(Directions for this task):
Make an exact copy of the entries below with the pictures removed.

─── Data rows

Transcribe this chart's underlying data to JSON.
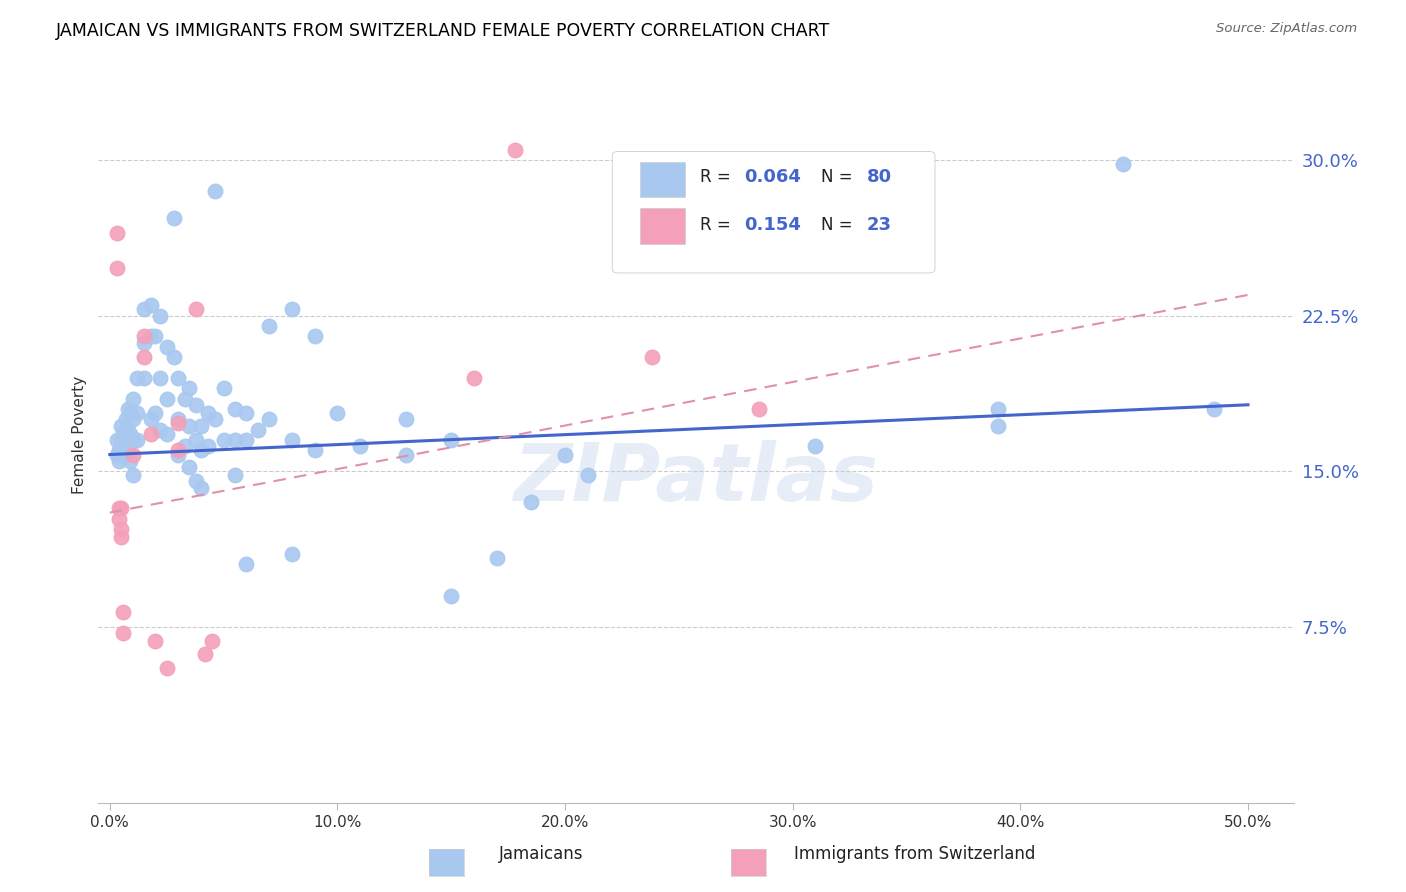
{
  "title": "JAMAICAN VS IMMIGRANTS FROM SWITZERLAND FEMALE POVERTY CORRELATION CHART",
  "source": "Source: ZipAtlas.com",
  "ylabel": "Female Poverty",
  "yticks": [
    "7.5%",
    "15.0%",
    "22.5%",
    "30.0%"
  ],
  "ytick_vals": [
    0.075,
    0.15,
    0.225,
    0.3
  ],
  "xrange": [
    -0.005,
    0.52
  ],
  "yrange": [
    -0.01,
    0.345
  ],
  "color_blue": "#A8C8F0",
  "color_pink": "#F4A0B8",
  "color_blue_text": "#3355BB",
  "color_line_blue": "#4466CC",
  "color_line_pink": "#E090A8",
  "watermark": "ZIPatlas",
  "blue_scatter": [
    [
      0.003,
      0.165
    ],
    [
      0.003,
      0.158
    ],
    [
      0.004,
      0.16
    ],
    [
      0.004,
      0.155
    ],
    [
      0.005,
      0.172
    ],
    [
      0.005,
      0.165
    ],
    [
      0.005,
      0.158
    ],
    [
      0.006,
      0.168
    ],
    [
      0.006,
      0.162
    ],
    [
      0.007,
      0.175
    ],
    [
      0.007,
      0.168
    ],
    [
      0.007,
      0.158
    ],
    [
      0.008,
      0.18
    ],
    [
      0.008,
      0.17
    ],
    [
      0.008,
      0.16
    ],
    [
      0.009,
      0.178
    ],
    [
      0.009,
      0.168
    ],
    [
      0.009,
      0.155
    ],
    [
      0.01,
      0.185
    ],
    [
      0.01,
      0.175
    ],
    [
      0.01,
      0.165
    ],
    [
      0.01,
      0.148
    ],
    [
      0.012,
      0.195
    ],
    [
      0.012,
      0.178
    ],
    [
      0.012,
      0.165
    ],
    [
      0.015,
      0.228
    ],
    [
      0.015,
      0.212
    ],
    [
      0.015,
      0.195
    ],
    [
      0.018,
      0.23
    ],
    [
      0.018,
      0.215
    ],
    [
      0.018,
      0.175
    ],
    [
      0.02,
      0.215
    ],
    [
      0.02,
      0.178
    ],
    [
      0.022,
      0.225
    ],
    [
      0.022,
      0.195
    ],
    [
      0.022,
      0.17
    ],
    [
      0.025,
      0.21
    ],
    [
      0.025,
      0.185
    ],
    [
      0.025,
      0.168
    ],
    [
      0.028,
      0.272
    ],
    [
      0.028,
      0.205
    ],
    [
      0.03,
      0.195
    ],
    [
      0.03,
      0.175
    ],
    [
      0.03,
      0.158
    ],
    [
      0.033,
      0.185
    ],
    [
      0.033,
      0.162
    ],
    [
      0.035,
      0.19
    ],
    [
      0.035,
      0.172
    ],
    [
      0.035,
      0.152
    ],
    [
      0.038,
      0.182
    ],
    [
      0.038,
      0.165
    ],
    [
      0.038,
      0.145
    ],
    [
      0.04,
      0.172
    ],
    [
      0.04,
      0.16
    ],
    [
      0.04,
      0.142
    ],
    [
      0.043,
      0.178
    ],
    [
      0.043,
      0.162
    ],
    [
      0.046,
      0.285
    ],
    [
      0.046,
      0.175
    ],
    [
      0.05,
      0.19
    ],
    [
      0.05,
      0.165
    ],
    [
      0.055,
      0.18
    ],
    [
      0.055,
      0.165
    ],
    [
      0.055,
      0.148
    ],
    [
      0.06,
      0.178
    ],
    [
      0.06,
      0.165
    ],
    [
      0.06,
      0.105
    ],
    [
      0.065,
      0.17
    ],
    [
      0.07,
      0.22
    ],
    [
      0.07,
      0.175
    ],
    [
      0.08,
      0.228
    ],
    [
      0.08,
      0.165
    ],
    [
      0.08,
      0.11
    ],
    [
      0.09,
      0.215
    ],
    [
      0.09,
      0.16
    ],
    [
      0.1,
      0.178
    ],
    [
      0.11,
      0.162
    ],
    [
      0.13,
      0.175
    ],
    [
      0.13,
      0.158
    ],
    [
      0.15,
      0.165
    ],
    [
      0.15,
      0.09
    ],
    [
      0.17,
      0.108
    ],
    [
      0.185,
      0.135
    ],
    [
      0.2,
      0.158
    ],
    [
      0.21,
      0.148
    ],
    [
      0.31,
      0.255
    ],
    [
      0.31,
      0.162
    ],
    [
      0.39,
      0.18
    ],
    [
      0.39,
      0.172
    ],
    [
      0.445,
      0.298
    ],
    [
      0.485,
      0.18
    ]
  ],
  "pink_scatter": [
    [
      0.003,
      0.265
    ],
    [
      0.003,
      0.248
    ],
    [
      0.004,
      0.132
    ],
    [
      0.004,
      0.127
    ],
    [
      0.005,
      0.132
    ],
    [
      0.005,
      0.122
    ],
    [
      0.005,
      0.118
    ],
    [
      0.006,
      0.082
    ],
    [
      0.006,
      0.072
    ],
    [
      0.01,
      0.158
    ],
    [
      0.015,
      0.215
    ],
    [
      0.015,
      0.205
    ],
    [
      0.018,
      0.168
    ],
    [
      0.02,
      0.068
    ],
    [
      0.025,
      0.055
    ],
    [
      0.03,
      0.173
    ],
    [
      0.03,
      0.16
    ],
    [
      0.038,
      0.228
    ],
    [
      0.042,
      0.062
    ],
    [
      0.045,
      0.068
    ],
    [
      0.16,
      0.195
    ],
    [
      0.178,
      0.305
    ],
    [
      0.238,
      0.205
    ],
    [
      0.285,
      0.18
    ]
  ],
  "blue_line_x": [
    0.0,
    0.5
  ],
  "blue_line_y": [
    0.158,
    0.182
  ],
  "pink_line_x": [
    0.0,
    0.5
  ],
  "pink_line_y": [
    0.13,
    0.235
  ],
  "grid_color": "#CCCCCC",
  "background_color": "#FFFFFF",
  "xtick_vals": [
    0.0,
    0.1,
    0.2,
    0.3,
    0.4,
    0.5
  ],
  "xtick_labels": [
    "0.0%",
    "10.0%",
    "20.0%",
    "30.0%",
    "40.0%",
    "50.0%"
  ]
}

──────

(Task response):
Transcribe this chart's underlying data to JSON.
{
  "title": "JAMAICAN VS IMMIGRANTS FROM SWITZERLAND FEMALE POVERTY CORRELATION CHART",
  "source": "Source: ZipAtlas.com",
  "ylabel": "Female Poverty",
  "yticks": [
    "7.5%",
    "15.0%",
    "22.5%",
    "30.0%"
  ],
  "ytick_vals": [
    0.075,
    0.15,
    0.225,
    0.3
  ],
  "xrange": [
    -0.005,
    0.52
  ],
  "yrange": [
    -0.01,
    0.345
  ],
  "color_blue": "#A8C8F0",
  "color_pink": "#F4A0B8",
  "color_blue_text": "#3355BB",
  "color_line_blue": "#4466CC",
  "color_line_pink": "#E090A8",
  "watermark": "ZIPatlas",
  "blue_scatter": [
    [
      0.003,
      0.165
    ],
    [
      0.003,
      0.158
    ],
    [
      0.004,
      0.16
    ],
    [
      0.004,
      0.155
    ],
    [
      0.005,
      0.172
    ],
    [
      0.005,
      0.165
    ],
    [
      0.005,
      0.158
    ],
    [
      0.006,
      0.168
    ],
    [
      0.006,
      0.162
    ],
    [
      0.007,
      0.175
    ],
    [
      0.007,
      0.168
    ],
    [
      0.007,
      0.158
    ],
    [
      0.008,
      0.18
    ],
    [
      0.008,
      0.17
    ],
    [
      0.008,
      0.16
    ],
    [
      0.009,
      0.178
    ],
    [
      0.009,
      0.168
    ],
    [
      0.009,
      0.155
    ],
    [
      0.01,
      0.185
    ],
    [
      0.01,
      0.175
    ],
    [
      0.01,
      0.165
    ],
    [
      0.01,
      0.148
    ],
    [
      0.012,
      0.195
    ],
    [
      0.012,
      0.178
    ],
    [
      0.012,
      0.165
    ],
    [
      0.015,
      0.228
    ],
    [
      0.015,
      0.212
    ],
    [
      0.015,
      0.195
    ],
    [
      0.018,
      0.23
    ],
    [
      0.018,
      0.215
    ],
    [
      0.018,
      0.175
    ],
    [
      0.02,
      0.215
    ],
    [
      0.02,
      0.178
    ],
    [
      0.022,
      0.225
    ],
    [
      0.022,
      0.195
    ],
    [
      0.022,
      0.17
    ],
    [
      0.025,
      0.21
    ],
    [
      0.025,
      0.185
    ],
    [
      0.025,
      0.168
    ],
    [
      0.028,
      0.272
    ],
    [
      0.028,
      0.205
    ],
    [
      0.03,
      0.195
    ],
    [
      0.03,
      0.175
    ],
    [
      0.03,
      0.158
    ],
    [
      0.033,
      0.185
    ],
    [
      0.033,
      0.162
    ],
    [
      0.035,
      0.19
    ],
    [
      0.035,
      0.172
    ],
    [
      0.035,
      0.152
    ],
    [
      0.038,
      0.182
    ],
    [
      0.038,
      0.165
    ],
    [
      0.038,
      0.145
    ],
    [
      0.04,
      0.172
    ],
    [
      0.04,
      0.16
    ],
    [
      0.04,
      0.142
    ],
    [
      0.043,
      0.178
    ],
    [
      0.043,
      0.162
    ],
    [
      0.046,
      0.285
    ],
    [
      0.046,
      0.175
    ],
    [
      0.05,
      0.19
    ],
    [
      0.05,
      0.165
    ],
    [
      0.055,
      0.18
    ],
    [
      0.055,
      0.165
    ],
    [
      0.055,
      0.148
    ],
    [
      0.06,
      0.178
    ],
    [
      0.06,
      0.165
    ],
    [
      0.06,
      0.105
    ],
    [
      0.065,
      0.17
    ],
    [
      0.07,
      0.22
    ],
    [
      0.07,
      0.175
    ],
    [
      0.08,
      0.228
    ],
    [
      0.08,
      0.165
    ],
    [
      0.08,
      0.11
    ],
    [
      0.09,
      0.215
    ],
    [
      0.09,
      0.16
    ],
    [
      0.1,
      0.178
    ],
    [
      0.11,
      0.162
    ],
    [
      0.13,
      0.175
    ],
    [
      0.13,
      0.158
    ],
    [
      0.15,
      0.165
    ],
    [
      0.15,
      0.09
    ],
    [
      0.17,
      0.108
    ],
    [
      0.185,
      0.135
    ],
    [
      0.2,
      0.158
    ],
    [
      0.21,
      0.148
    ],
    [
      0.31,
      0.255
    ],
    [
      0.31,
      0.162
    ],
    [
      0.39,
      0.18
    ],
    [
      0.39,
      0.172
    ],
    [
      0.445,
      0.298
    ],
    [
      0.485,
      0.18
    ]
  ],
  "pink_scatter": [
    [
      0.003,
      0.265
    ],
    [
      0.003,
      0.248
    ],
    [
      0.004,
      0.132
    ],
    [
      0.004,
      0.127
    ],
    [
      0.005,
      0.132
    ],
    [
      0.005,
      0.122
    ],
    [
      0.005,
      0.118
    ],
    [
      0.006,
      0.082
    ],
    [
      0.006,
      0.072
    ],
    [
      0.01,
      0.158
    ],
    [
      0.015,
      0.215
    ],
    [
      0.015,
      0.205
    ],
    [
      0.018,
      0.168
    ],
    [
      0.02,
      0.068
    ],
    [
      0.025,
      0.055
    ],
    [
      0.03,
      0.173
    ],
    [
      0.03,
      0.16
    ],
    [
      0.038,
      0.228
    ],
    [
      0.042,
      0.062
    ],
    [
      0.045,
      0.068
    ],
    [
      0.16,
      0.195
    ],
    [
      0.178,
      0.305
    ],
    [
      0.238,
      0.205
    ],
    [
      0.285,
      0.18
    ]
  ],
  "blue_line_x": [
    0.0,
    0.5
  ],
  "blue_line_y": [
    0.158,
    0.182
  ],
  "pink_line_x": [
    0.0,
    0.5
  ],
  "pink_line_y": [
    0.13,
    0.235
  ],
  "grid_color": "#CCCCCC",
  "background_color": "#FFFFFF",
  "xtick_vals": [
    0.0,
    0.1,
    0.2,
    0.3,
    0.4,
    0.5
  ],
  "xtick_labels": [
    "0.0%",
    "10.0%",
    "20.0%",
    "30.0%",
    "40.0%",
    "50.0%"
  ]
}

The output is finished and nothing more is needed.